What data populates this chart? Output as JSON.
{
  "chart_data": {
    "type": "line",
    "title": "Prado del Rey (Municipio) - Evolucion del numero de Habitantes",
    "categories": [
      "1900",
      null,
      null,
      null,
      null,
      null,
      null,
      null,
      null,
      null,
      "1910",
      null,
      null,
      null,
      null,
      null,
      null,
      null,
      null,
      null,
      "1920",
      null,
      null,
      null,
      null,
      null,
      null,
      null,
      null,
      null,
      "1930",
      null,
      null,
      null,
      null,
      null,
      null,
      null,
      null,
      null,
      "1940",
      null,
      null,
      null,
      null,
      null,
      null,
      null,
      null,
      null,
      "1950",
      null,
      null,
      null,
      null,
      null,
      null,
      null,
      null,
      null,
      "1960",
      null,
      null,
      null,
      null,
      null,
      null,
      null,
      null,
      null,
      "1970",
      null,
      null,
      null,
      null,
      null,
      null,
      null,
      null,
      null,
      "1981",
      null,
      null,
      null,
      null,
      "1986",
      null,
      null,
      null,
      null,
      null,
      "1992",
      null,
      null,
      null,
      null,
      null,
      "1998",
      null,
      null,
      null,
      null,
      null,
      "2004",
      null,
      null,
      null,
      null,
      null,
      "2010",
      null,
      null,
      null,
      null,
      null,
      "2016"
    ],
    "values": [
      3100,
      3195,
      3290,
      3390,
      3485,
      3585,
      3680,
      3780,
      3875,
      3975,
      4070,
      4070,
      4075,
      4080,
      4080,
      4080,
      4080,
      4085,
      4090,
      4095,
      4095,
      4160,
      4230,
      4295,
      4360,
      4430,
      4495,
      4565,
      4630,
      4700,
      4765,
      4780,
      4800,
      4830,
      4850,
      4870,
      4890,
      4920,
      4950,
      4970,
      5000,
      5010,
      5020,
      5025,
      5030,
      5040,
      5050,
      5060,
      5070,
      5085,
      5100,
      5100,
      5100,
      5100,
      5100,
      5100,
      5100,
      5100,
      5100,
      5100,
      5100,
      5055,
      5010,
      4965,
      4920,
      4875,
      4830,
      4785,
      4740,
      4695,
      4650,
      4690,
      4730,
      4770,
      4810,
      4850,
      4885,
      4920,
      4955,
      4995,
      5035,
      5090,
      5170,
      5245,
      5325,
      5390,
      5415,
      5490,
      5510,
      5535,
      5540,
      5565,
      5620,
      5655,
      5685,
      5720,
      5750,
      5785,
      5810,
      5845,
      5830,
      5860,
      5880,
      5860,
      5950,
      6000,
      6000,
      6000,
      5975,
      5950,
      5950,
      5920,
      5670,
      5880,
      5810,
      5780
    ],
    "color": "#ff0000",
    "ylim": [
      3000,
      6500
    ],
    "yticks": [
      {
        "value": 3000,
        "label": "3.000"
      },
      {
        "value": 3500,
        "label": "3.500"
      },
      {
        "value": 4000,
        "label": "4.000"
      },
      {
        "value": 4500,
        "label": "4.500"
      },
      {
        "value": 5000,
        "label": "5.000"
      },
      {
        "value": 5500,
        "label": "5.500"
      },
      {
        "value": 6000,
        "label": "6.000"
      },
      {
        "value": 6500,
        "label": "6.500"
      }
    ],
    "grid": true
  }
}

• • •

» Task directions: Locate all lines in the listing above with the word "label" and copy them.

» Reply to the exercise:
        "label": "3.000"
        "label": "3.500"
        "label": "4.000"
        "label": "4.500"
        "label": "5.000"
        "label": "5.500"
        "label": "6.000"
        "label": "6.500"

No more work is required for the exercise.